===== Data to process =====

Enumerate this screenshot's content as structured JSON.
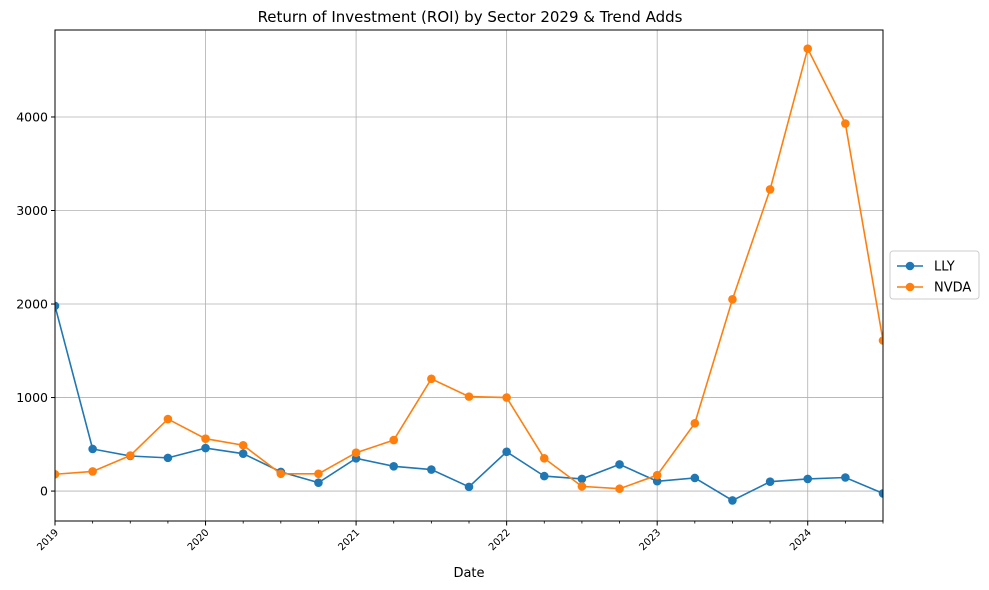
{
  "chart_data": {
    "type": "line",
    "title": "Return of Investment (ROI) by Sector 2029 & Trend Adds",
    "xlabel": "Date",
    "ylabel": "",
    "x": [
      "2019-01",
      "2019-04",
      "2019-07",
      "2019-10",
      "2020-01",
      "2020-04",
      "2020-07",
      "2020-10",
      "2021-01",
      "2021-04",
      "2021-07",
      "2021-10",
      "2022-01",
      "2022-04",
      "2022-07",
      "2022-10",
      "2023-01",
      "2023-04",
      "2023-07",
      "2023-10",
      "2024-01",
      "2024-04",
      "2024-07"
    ],
    "x_tick_labels": [
      {
        "x": "2019-01",
        "label": "2019"
      },
      {
        "x": "2020-01",
        "label": "2020"
      },
      {
        "x": "2021-01",
        "label": "2021"
      },
      {
        "x": "2022-01",
        "label": "2022"
      },
      {
        "x": "2023-01",
        "label": "2023"
      },
      {
        "x": "2024-01",
        "label": "2024"
      }
    ],
    "y_ticks": [
      0,
      1000,
      2000,
      3000,
      4000
    ],
    "ylim": [
      -320,
      4930
    ],
    "grid": true,
    "legend_position": "center-right outside",
    "series": [
      {
        "name": "LLY",
        "color": "#1f77b4",
        "values": [
          1980,
          450,
          375,
          355,
          460,
          400,
          205,
          90,
          350,
          265,
          230,
          45,
          420,
          160,
          130,
          285,
          105,
          140,
          -100,
          100,
          130,
          145,
          -25
        ]
      },
      {
        "name": "NVDA",
        "color": "#ff7f0e",
        "values": [
          180,
          210,
          380,
          770,
          560,
          490,
          185,
          185,
          410,
          545,
          1200,
          1010,
          1000,
          350,
          50,
          25,
          170,
          725,
          2050,
          3225,
          4730,
          3930,
          1610
        ]
      }
    ]
  }
}
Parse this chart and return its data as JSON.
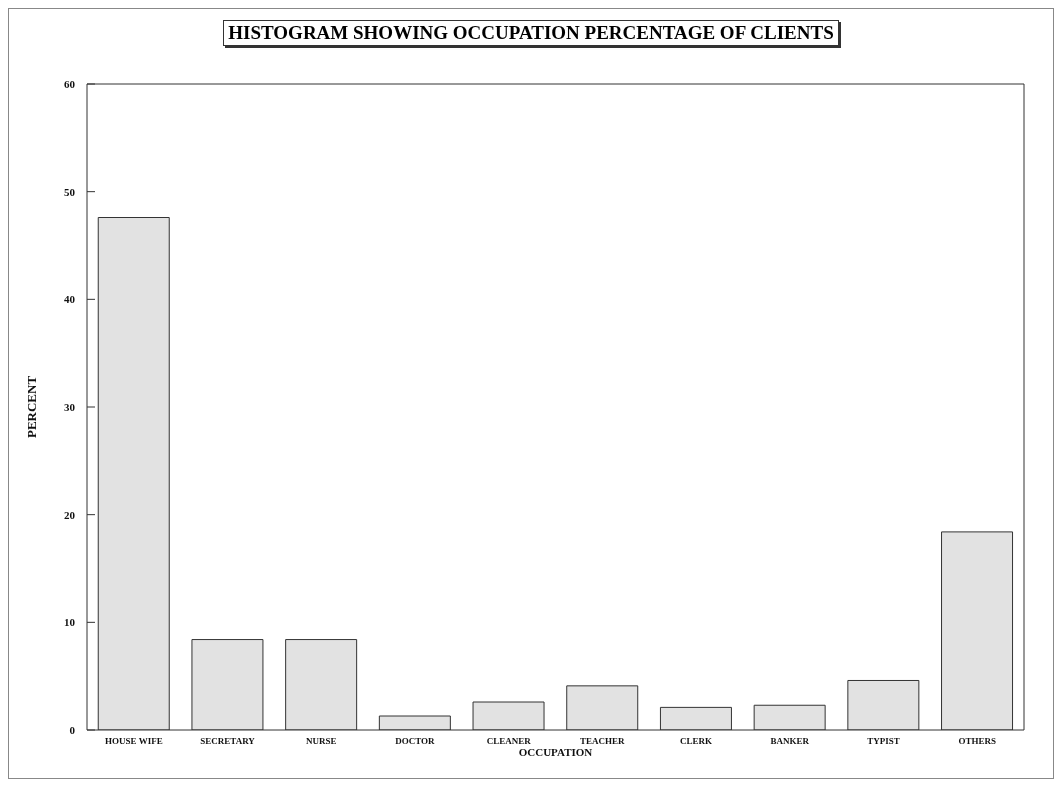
{
  "chart_data": {
    "type": "bar",
    "title": "HISTOGRAM SHOWING OCCUPATION PERCENTAGE OF CLIENTS",
    "xlabel": "OCCUPATION",
    "ylabel": "PERCENT",
    "categories": [
      "HOUSE WIFE",
      "SECRETARY",
      "NURSE",
      "DOCTOR",
      "CLEANER",
      "TEACHER",
      "CLERK",
      "BANKER",
      "TYPIST",
      "OTHERS"
    ],
    "values": [
      47.6,
      8.4,
      8.4,
      1.3,
      2.6,
      4.1,
      2.1,
      2.3,
      4.6,
      18.4
    ],
    "color": "#e2e2e2",
    "ylim": [
      0,
      60
    ],
    "yticks": [
      0,
      10,
      20,
      30,
      40,
      50,
      60
    ],
    "grid": false,
    "legend": false
  }
}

=====

▶ [Problem details] Write out the data precisely as given, excluding the pictures.

▶ [Right answer]
Enumerate this screenshot's content as structured JSON.
{
  "chart_data": {
    "type": "line",
    "title": "Return of Investment (ROI) by Sector 2029 & Trend Adds",
    "xlabel": "Date",
    "ylabel": "",
    "x": [
      "2019-01",
      "2019-04",
      "2019-07",
      "2019-10",
      "2020-01",
      "2020-04",
      "2020-07",
      "2020-10",
      "2021-01",
      "2021-04",
      "2021-07",
      "2021-10",
      "2022-01",
      "2022-04",
      "2022-07",
      "2022-10",
      "2023-01",
      "2023-04",
      "2023-07",
      "2023-10",
      "2024-01",
      "2024-04",
      "2024-07"
    ],
    "x_tick_labels": [
      {
        "x": "2019-01",
        "label": "2019"
      },
      {
        "x": "2020-01",
        "label": "2020"
      },
      {
        "x": "2021-01",
        "label": "2021"
      },
      {
        "x": "2022-01",
        "label": "2022"
      },
      {
        "x": "2023-01",
        "label": "2023"
      },
      {
        "x": "2024-01",
        "label": "2024"
      }
    ],
    "y_ticks": [
      0,
      1000,
      2000,
      3000,
      4000
    ],
    "ylim": [
      -320,
      4930
    ],
    "grid": true,
    "legend_position": "center-right outside",
    "series": [
      {
        "name": "LLY",
        "color": "#1f77b4",
        "values": [
          1980,
          450,
          375,
          355,
          460,
          400,
          205,
          90,
          350,
          265,
          230,
          45,
          420,
          160,
          130,
          285,
          105,
          140,
          -100,
          100,
          130,
          145,
          -25
        ]
      },
      {
        "name": "NVDA",
        "color": "#ff7f0e",
        "values": [
          180,
          210,
          380,
          770,
          560,
          490,
          185,
          185,
          410,
          545,
          1200,
          1010,
          1000,
          350,
          50,
          25,
          170,
          725,
          2050,
          3225,
          4730,
          3930,
          1610
        ]
      }
    ]
  }
}
Parse this chart and return its data as JSON.
{
  "chart_data": {
    "type": "bar",
    "title": "HISTOGRAM SHOWING OCCUPATION PERCENTAGE OF CLIENTS",
    "xlabel": "OCCUPATION",
    "ylabel": "PERCENT",
    "categories": [
      "HOUSE WIFE",
      "SECRETARY",
      "NURSE",
      "DOCTOR",
      "CLEANER",
      "TEACHER",
      "CLERK",
      "BANKER",
      "TYPIST",
      "OTHERS"
    ],
    "values": [
      47.6,
      8.4,
      8.4,
      1.3,
      2.6,
      4.1,
      2.1,
      2.3,
      4.6,
      18.4
    ],
    "color": "#e2e2e2",
    "ylim": [
      0,
      60
    ],
    "yticks": [
      0,
      10,
      20,
      30,
      40,
      50,
      60
    ],
    "grid": false,
    "legend": false
  }
}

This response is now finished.